Among the records below, find each line that includes the string "name" and copy it.

## Begin PROVIDED MATERIAL

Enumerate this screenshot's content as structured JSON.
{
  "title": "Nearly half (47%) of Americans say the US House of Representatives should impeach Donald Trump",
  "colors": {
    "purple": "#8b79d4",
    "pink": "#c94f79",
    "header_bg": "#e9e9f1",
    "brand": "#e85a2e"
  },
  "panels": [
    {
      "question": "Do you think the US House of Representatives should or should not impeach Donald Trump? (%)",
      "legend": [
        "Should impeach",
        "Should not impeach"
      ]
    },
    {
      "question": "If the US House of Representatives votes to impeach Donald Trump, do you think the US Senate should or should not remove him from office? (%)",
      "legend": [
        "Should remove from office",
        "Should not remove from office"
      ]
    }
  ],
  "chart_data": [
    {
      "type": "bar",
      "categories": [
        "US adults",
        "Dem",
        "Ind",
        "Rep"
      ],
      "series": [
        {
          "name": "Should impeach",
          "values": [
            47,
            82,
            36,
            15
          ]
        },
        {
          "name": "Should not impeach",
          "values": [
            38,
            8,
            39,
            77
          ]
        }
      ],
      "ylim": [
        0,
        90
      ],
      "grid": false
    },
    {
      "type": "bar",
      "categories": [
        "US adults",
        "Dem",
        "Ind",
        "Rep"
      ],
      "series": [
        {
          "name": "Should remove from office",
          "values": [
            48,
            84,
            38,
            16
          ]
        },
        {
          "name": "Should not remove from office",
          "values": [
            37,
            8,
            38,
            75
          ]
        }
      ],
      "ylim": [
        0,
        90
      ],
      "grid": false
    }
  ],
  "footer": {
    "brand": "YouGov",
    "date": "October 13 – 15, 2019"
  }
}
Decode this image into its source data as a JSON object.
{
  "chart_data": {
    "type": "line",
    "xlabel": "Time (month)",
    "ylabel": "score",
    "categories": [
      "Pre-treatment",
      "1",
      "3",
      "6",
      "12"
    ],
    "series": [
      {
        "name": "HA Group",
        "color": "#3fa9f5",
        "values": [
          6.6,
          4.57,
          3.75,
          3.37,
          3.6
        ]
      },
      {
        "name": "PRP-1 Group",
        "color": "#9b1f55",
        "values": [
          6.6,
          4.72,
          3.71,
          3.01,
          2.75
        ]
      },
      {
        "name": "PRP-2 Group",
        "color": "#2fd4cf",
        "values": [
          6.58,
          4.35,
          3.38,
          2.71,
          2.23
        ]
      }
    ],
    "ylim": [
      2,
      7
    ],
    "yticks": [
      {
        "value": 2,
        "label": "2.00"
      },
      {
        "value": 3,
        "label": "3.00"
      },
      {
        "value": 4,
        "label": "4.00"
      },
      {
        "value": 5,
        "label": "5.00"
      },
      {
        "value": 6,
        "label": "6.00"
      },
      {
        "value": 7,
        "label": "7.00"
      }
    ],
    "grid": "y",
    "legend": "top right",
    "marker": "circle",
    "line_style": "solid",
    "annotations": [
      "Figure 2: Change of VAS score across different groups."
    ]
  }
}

## End PROVIDED MATERIAL

* [ANSWER TO THE PROBLEM]
          "name": "Should impeach",
          "name": "Should not impeach",
          "name": "Should remove from office",
          "name": "Should not remove from office",
        "name": "HA Group",
        "name": "PRP-1 Group",
        "name": "PRP-2 Group",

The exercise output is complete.